**Instructions for the task:** Which lines hold the string "this"? Copy every one of them.

**Exercise input:**

— begin —

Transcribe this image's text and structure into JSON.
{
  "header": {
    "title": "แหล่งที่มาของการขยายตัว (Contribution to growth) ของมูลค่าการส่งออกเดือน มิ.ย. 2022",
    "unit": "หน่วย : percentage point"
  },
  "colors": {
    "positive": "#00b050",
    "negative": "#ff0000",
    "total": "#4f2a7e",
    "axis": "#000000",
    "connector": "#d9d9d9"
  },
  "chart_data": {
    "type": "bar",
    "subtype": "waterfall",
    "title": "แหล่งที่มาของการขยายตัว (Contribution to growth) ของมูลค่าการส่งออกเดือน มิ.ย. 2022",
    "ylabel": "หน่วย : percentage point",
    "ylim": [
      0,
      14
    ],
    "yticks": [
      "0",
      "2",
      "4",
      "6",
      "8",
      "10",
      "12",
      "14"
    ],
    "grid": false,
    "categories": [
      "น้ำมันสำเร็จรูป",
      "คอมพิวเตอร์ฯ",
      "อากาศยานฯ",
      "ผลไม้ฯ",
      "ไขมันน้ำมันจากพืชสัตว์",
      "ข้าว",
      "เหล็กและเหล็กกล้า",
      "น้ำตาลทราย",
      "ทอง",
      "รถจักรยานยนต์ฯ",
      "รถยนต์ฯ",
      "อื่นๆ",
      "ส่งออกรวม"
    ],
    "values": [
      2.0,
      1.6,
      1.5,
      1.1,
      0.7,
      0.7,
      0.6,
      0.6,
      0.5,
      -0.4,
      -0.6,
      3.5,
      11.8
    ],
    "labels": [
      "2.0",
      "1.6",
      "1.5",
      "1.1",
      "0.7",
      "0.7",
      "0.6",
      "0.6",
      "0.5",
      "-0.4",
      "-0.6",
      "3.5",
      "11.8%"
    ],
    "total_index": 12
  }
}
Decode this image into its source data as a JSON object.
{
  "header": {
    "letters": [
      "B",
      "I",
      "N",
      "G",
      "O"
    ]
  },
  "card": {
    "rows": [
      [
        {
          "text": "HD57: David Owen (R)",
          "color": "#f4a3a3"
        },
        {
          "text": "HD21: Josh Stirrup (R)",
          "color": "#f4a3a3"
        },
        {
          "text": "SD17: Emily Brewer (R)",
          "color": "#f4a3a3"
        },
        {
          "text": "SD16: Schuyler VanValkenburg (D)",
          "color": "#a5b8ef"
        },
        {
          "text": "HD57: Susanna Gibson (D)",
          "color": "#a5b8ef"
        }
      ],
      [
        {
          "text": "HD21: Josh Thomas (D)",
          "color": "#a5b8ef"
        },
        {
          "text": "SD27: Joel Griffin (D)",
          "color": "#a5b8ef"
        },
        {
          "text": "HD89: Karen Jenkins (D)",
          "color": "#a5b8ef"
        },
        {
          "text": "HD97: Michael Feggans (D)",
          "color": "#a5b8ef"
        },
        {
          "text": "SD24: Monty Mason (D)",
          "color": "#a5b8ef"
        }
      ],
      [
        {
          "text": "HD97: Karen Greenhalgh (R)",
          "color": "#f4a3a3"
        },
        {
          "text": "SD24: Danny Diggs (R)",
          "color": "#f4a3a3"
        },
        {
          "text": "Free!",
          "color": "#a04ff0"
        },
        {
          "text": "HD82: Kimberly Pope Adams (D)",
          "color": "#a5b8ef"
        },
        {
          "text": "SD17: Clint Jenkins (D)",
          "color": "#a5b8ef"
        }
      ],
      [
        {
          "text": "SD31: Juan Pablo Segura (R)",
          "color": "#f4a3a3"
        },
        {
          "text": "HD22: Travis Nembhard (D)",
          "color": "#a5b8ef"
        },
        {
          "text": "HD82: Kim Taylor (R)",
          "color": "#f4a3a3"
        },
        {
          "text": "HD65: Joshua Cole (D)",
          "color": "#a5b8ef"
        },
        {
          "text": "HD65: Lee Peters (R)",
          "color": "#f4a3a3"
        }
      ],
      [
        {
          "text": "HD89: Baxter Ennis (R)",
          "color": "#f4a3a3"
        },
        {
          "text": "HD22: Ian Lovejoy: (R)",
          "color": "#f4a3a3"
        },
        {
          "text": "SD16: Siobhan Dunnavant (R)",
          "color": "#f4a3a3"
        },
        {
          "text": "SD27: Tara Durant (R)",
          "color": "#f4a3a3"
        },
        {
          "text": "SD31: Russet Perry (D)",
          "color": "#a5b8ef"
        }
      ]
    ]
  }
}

— end —

**Final result:**
Transcribe this image's text and structure into JSON.
Decode this image into its source data as a JSON object.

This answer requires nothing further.